Extracted records
## Start
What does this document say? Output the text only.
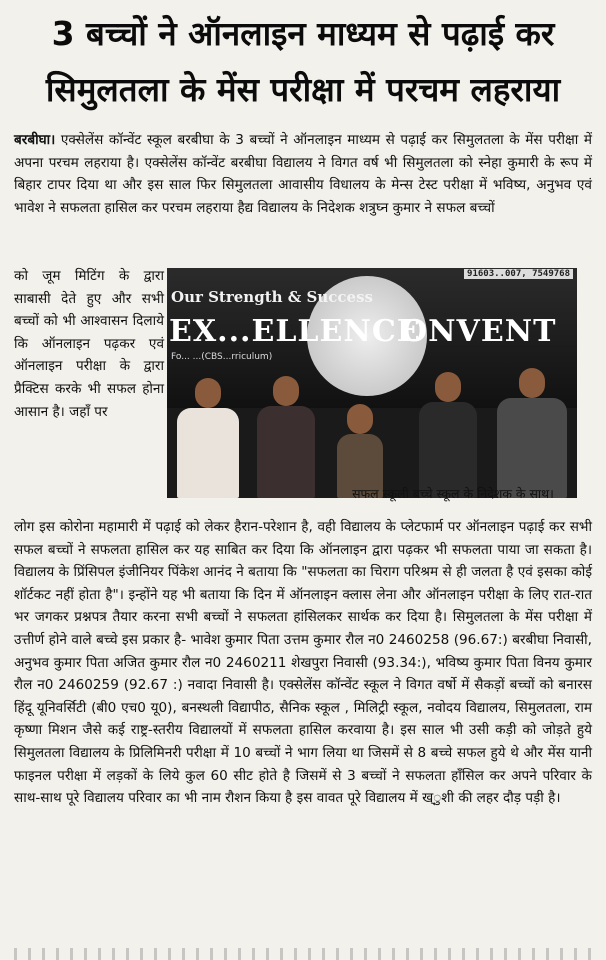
3 बच्चों ने ऑनलाइन माध्यम से पढ़ाई कर
सिमुलतला के मेंस परीक्षा में परचम लहराया

बरबीघा। एक्सेलेंस कॉन्वेंट स्कूल बरबीघा के 3 बच्चों ने ऑनलाइन माध्यम से पढ़ाई कर सिमुलतला के मेंस परीक्षा में अपना परचम लहराया है। एक्सेलेंस कॉन्वेंट बरबीघा विद्यालय ने विगत वर्ष भी सिमुलतला को स्नेहा कुमारी के रूप में बिहार टापर दिया था और इस साल फिर सिमुलतला आवासीय विधालय के मेन्स टेस्ट परीक्षा में भविष्य, अनुभव एवं भावेश ने सफलता हासिल कर परचम लहराया हैद्य विद्यालय के निदेशक शत्रुघ्न कुमार ने सफल बच्चों

को जूम मिटिंग के द्वारा साबासी देते हुए और सभी बच्चों को भी आश्वासन दिलाये कि ऑनलाइन पढ़कर एवं ऑनलाइन परीक्षा के द्वारा प्रैक्टिस करके भी सफल होना आसान है। जहाँ पर

Our Strength & Success
EX...ELLENCE
ONVENT
Fo... ...(CBS...rriculum)
91603..007, 7549768
सफल स्कूली बच्चे स्कूल के निदेशक के साथ।

लोग इस कोरोना महामारी में पढ़ाई को लेकर हैरान-परेशान है, वही विद्यालय के प्लेटफार्म पर ऑनलाइन पढ़ाई कर सभी सफल बच्चों ने सफलता हासिल कर यह साबित कर दिया कि ऑनलाइन द्वारा पढ़कर भी सफलता पाया जा सकता है। विद्यालय के प्रिंसिपल इंजीनियर पिंकेश आनंद ने बताया कि "सफलता का चिराग परिश्रम से ही जलता है एवं इसका कोई शॉर्टकट नहीं होता है"। इन्होंने यह भी बताया कि दिन में ऑनलाइन क्लास लेना और ऑनलाइन परीक्षा के लिए रात-रात भर जगकर प्रश्नपत्र तैयार करना सभी बच्चों ने सफलता हांसिलकर सार्थक कर दिया है। सिमुलतला के मेंस परीक्षा में उत्तीर्ण होने वाले बच्चे इस प्रकार है- भावेश कुमार पिता उत्तम कुमार रौल न0 2460258 (96.67:) बरबीघा निवासी, अनुभव कुमार पिता अजित कुमार रौल न0 2460211 शेखपुरा निवासी (93.34:), भविष्य कुमार पिता विनय कुमार रौल न0 2460259 (92.67 :) नवादा निवासी है। एक्सेलेंस कॉन्वेंट स्कूल ने विगत वर्षो में सैकड़ों बच्चों को बनारस हिंदू यूनिवर्सिटी (बी0 एच0 यू0), बनस्थली विद्यापीठ, सैनिक स्कूल , मिलिट्री स्कूल, नवोदय विद्यालय, सिमुलतला, राम कृष्णा मिशन जैसे कई राष्ट्र-स्तरीय विद्यालयों में सफलता हासिल करवाया है। इस साल भी उसी कड़ी को जोड़ते हुये सिमुलतला विद्यालय के प्रिलिमिनरी परीक्षा में 10 बच्चों ने भाग लिया था जिसमें से 8 बच्चे सफल हुये थे और मेंस यानी फाइनल परीक्षा में लड़कों के लिये कुल 60 सीट होते है जिसमें से 3 बच्चों ने सफलता हाँसिल कर अपने परिवार के साथ-साथ पूरे विद्यालय परिवार का भी नाम रौशन किया है इस वावत पूरे विद्यालय में ख्ुशी की लहर दौड़ पड़ी है।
## End
▸ **Exercise**:
Leave out the pictures and give the rest of the records again exactly.

▸ **Answer**:
What does this document say? Output the text only.
3 बच्चों ने ऑनलाइन माध्यम से पढ़ाई कर
सिमुलतला के मेंस परीक्षा में परचम लहराया

बरबीघा। एक्सेलेंस कॉन्वेंट स्कूल बरबीघा के 3 बच्चों ने ऑनलाइन माध्यम से पढ़ाई कर सिमुलतला के मेंस परीक्षा में अपना परचम लहराया है। एक्सेलेंस कॉन्वेंट बरबीघा विद्यालय ने विगत वर्ष भी सिमुलतला को स्नेहा कुमारी के रूप में बिहार टापर दिया था और इस साल फिर सिमुलतला आवासीय विधालय के मेन्स टेस्ट परीक्षा में भविष्य, अनुभव एवं भावेश ने सफलता हासिल कर परचम लहराया हैद्य विद्यालय के निदेशक शत्रुघ्न कुमार ने सफल बच्चों

को जूम मिटिंग के द्वारा साबासी देते हुए और सभी बच्चों को भी आश्वासन दिलाये कि ऑनलाइन पढ़कर एवं ऑनलाइन परीक्षा के द्वारा प्रैक्टिस करके भी सफल होना आसान है। जहाँ पर

Our Strength & Success
EX...ELLENCE
ONVENT
Fo... ...(CBS...rriculum)
91603..007, 7549768
सफल स्कूली बच्चे स्कूल के निदेशक के साथ।

लोग इस कोरोना महामारी में पढ़ाई को लेकर हैरान-परेशान है, वही विद्यालय के प्लेटफार्म पर ऑनलाइन पढ़ाई कर सभी सफल बच्चों ने सफलता हासिल कर यह साबित कर दिया कि ऑनलाइन द्वारा पढ़कर भी सफलता पाया जा सकता है। विद्यालय के प्रिंसिपल इंजीनियर पिंकेश आनंद ने बताया कि "सफलता का चिराग परिश्रम से ही जलता है एवं इसका कोई शॉर्टकट नहीं होता है"। इन्होंने यह भी बताया कि दिन में ऑनलाइन क्लास लेना और ऑनलाइन परीक्षा के लिए रात-रात भर जगकर प्रश्नपत्र तैयार करना सभी बच्चों ने सफलता हांसिलकर सार्थक कर दिया है। सिमुलतला के मेंस परीक्षा में उत्तीर्ण होने वाले बच्चे इस प्रकार है- भावेश कुमार पिता उत्तम कुमार रौल न0 2460258 (96.67:) बरबीघा निवासी, अनुभव कुमार पिता अजित कुमार रौल न0 2460211 शेखपुरा निवासी (93.34:), भविष्य कुमार पिता विनय कुमार रौल न0 2460259 (92.67 :) नवादा निवासी है। एक्सेलेंस कॉन्वेंट स्कूल ने विगत वर्षो में सैकड़ों बच्चों को बनारस हिंदू यूनिवर्सिटी (बी0 एच0 यू0), बनस्थली विद्यापीठ, सैनिक स्कूल , मिलिट्री स्कूल, नवोदय विद्यालय, सिमुलतला, राम कृष्णा मिशन जैसे कई राष्ट्र-स्तरीय विद्यालयों में सफलता हासिल करवाया है। इस साल भी उसी कड़ी को जोड़ते हुये सिमुलतला विद्यालय के प्रिलिमिनरी परीक्षा में 10 बच्चों ने भाग लिया था जिसमें से 8 बच्चे सफल हुये थे और मेंस यानी फाइनल परीक्षा में लड़कों के लिये कुल 60 सीट होते है जिसमें से 3 बच्चों ने सफलता हाँसिल कर अपने परिवार के साथ-साथ पूरे विद्यालय परिवार का भी नाम रौशन किया है इस वावत पूरे विद्यालय में ख्ुशी की लहर दौड़ पड़ी है।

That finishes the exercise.